Repeat each entry exactly and drop the pictures.

^^^^^^^^

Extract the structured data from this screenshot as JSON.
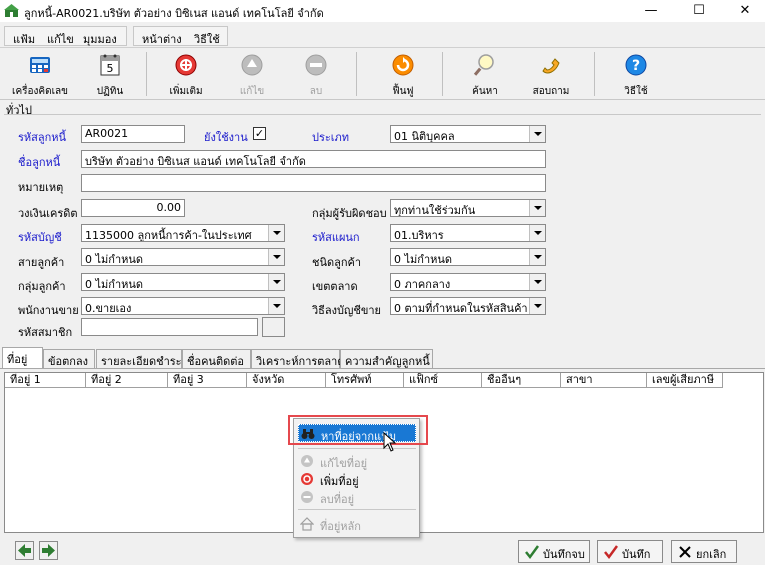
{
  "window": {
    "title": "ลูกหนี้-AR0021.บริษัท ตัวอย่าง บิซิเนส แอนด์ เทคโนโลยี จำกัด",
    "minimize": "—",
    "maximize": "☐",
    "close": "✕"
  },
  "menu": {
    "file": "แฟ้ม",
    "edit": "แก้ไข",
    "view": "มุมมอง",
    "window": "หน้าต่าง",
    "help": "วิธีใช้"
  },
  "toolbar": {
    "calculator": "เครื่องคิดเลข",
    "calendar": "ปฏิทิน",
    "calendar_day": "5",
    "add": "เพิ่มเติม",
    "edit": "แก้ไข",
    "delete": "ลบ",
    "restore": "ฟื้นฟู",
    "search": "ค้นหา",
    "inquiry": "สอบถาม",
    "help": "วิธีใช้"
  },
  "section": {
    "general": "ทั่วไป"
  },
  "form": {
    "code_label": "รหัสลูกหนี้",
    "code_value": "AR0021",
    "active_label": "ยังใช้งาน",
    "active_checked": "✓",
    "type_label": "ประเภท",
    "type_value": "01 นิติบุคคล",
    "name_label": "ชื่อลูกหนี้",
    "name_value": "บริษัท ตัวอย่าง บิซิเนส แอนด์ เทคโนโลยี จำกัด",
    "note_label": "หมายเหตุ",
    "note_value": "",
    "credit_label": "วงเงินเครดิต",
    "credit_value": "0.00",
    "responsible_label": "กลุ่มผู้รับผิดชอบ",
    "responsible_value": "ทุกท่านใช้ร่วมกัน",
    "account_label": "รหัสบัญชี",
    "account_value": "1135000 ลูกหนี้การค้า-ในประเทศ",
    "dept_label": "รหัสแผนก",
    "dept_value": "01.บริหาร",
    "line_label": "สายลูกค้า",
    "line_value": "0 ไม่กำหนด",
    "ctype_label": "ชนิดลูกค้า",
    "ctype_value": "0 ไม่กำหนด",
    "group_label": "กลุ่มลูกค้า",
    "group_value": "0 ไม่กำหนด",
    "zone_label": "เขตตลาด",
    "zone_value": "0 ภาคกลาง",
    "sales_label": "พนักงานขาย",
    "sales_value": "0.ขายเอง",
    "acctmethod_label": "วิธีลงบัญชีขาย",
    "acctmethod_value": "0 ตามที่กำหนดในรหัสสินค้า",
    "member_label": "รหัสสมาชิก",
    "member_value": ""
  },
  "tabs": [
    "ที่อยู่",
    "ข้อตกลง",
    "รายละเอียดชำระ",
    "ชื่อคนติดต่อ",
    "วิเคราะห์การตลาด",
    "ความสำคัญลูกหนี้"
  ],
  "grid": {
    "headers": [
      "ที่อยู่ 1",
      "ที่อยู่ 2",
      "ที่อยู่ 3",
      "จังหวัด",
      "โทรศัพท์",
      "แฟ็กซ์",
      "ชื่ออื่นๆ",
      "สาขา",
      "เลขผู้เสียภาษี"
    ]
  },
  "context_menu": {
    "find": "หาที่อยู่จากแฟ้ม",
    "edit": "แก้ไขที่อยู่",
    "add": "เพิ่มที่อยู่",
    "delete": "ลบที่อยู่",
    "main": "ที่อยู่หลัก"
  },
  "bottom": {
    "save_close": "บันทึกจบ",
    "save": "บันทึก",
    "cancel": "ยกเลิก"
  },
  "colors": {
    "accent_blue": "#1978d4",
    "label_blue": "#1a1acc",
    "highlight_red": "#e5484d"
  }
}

^^^^^^^^

Task output.
Extract the structured data from this screenshot as JSON.
{
  "window": {
    "title": "ลูกหนี้-AR0021.บริษัท ตัวอย่าง บิซิเนส แอนด์ เทคโนโลยี จำกัด",
    "minimize": "—",
    "maximize": "☐",
    "close": "✕"
  },
  "menu": {
    "file": "แฟ้ม",
    "edit": "แก้ไข",
    "view": "มุมมอง",
    "window": "หน้าต่าง",
    "help": "วิธีใช้"
  },
  "toolbar": {
    "calculator": "เครื่องคิดเลข",
    "calendar": "ปฏิทิน",
    "calendar_day": "5",
    "add": "เพิ่มเติม",
    "edit": "แก้ไข",
    "delete": "ลบ",
    "restore": "ฟื้นฟู",
    "search": "ค้นหา",
    "inquiry": "สอบถาม",
    "help": "วิธีใช้"
  },
  "section": {
    "general": "ทั่วไป"
  },
  "form": {
    "code_label": "รหัสลูกหนี้",
    "code_value": "AR0021",
    "active_label": "ยังใช้งาน",
    "active_checked": "✓",
    "type_label": "ประเภท",
    "type_value": "01 นิติบุคคล",
    "name_label": "ชื่อลูกหนี้",
    "name_value": "บริษัท ตัวอย่าง บิซิเนส แอนด์ เทคโนโลยี จำกัด",
    "note_label": "หมายเหตุ",
    "note_value": "",
    "credit_label": "วงเงินเครดิต",
    "credit_value": "0.00",
    "responsible_label": "กลุ่มผู้รับผิดชอบ",
    "responsible_value": "ทุกท่านใช้ร่วมกัน",
    "account_label": "รหัสบัญชี",
    "account_value": "1135000 ลูกหนี้การค้า-ในประเทศ",
    "dept_label": "รหัสแผนก",
    "dept_value": "01.บริหาร",
    "line_label": "สายลูกค้า",
    "line_value": "0 ไม่กำหนด",
    "ctype_label": "ชนิดลูกค้า",
    "ctype_value": "0 ไม่กำหนด",
    "group_label": "กลุ่มลูกค้า",
    "group_value": "0 ไม่กำหนด",
    "zone_label": "เขตตลาด",
    "zone_value": "0 ภาคกลาง",
    "sales_label": "พนักงานขาย",
    "sales_value": "0.ขายเอง",
    "acctmethod_label": "วิธีลงบัญชีขาย",
    "acctmethod_value": "0 ตามที่กำหนดในรหัสสินค้า",
    "member_label": "รหัสสมาชิก",
    "member_value": ""
  },
  "tabs": [
    "ที่อยู่",
    "ข้อตกลง",
    "รายละเอียดชำระ",
    "ชื่อคนติดต่อ",
    "วิเคราะห์การตลาด",
    "ความสำคัญลูกหนี้"
  ],
  "grid": {
    "headers": [
      "ที่อยู่ 1",
      "ที่อยู่ 2",
      "ที่อยู่ 3",
      "จังหวัด",
      "โทรศัพท์",
      "แฟ็กซ์",
      "ชื่ออื่นๆ",
      "สาขา",
      "เลขผู้เสียภาษี"
    ]
  },
  "context_menu": {
    "find": "หาที่อยู่จากแฟ้ม",
    "edit": "แก้ไขที่อยู่",
    "add": "เพิ่มที่อยู่",
    "delete": "ลบที่อยู่",
    "main": "ที่อยู่หลัก"
  },
  "bottom": {
    "save_close": "บันทึกจบ",
    "save": "บันทึก",
    "cancel": "ยกเลิก"
  },
  "colors": {
    "accent_blue": "#1978d4",
    "label_blue": "#1a1acc",
    "highlight_red": "#e5484d"
  }
}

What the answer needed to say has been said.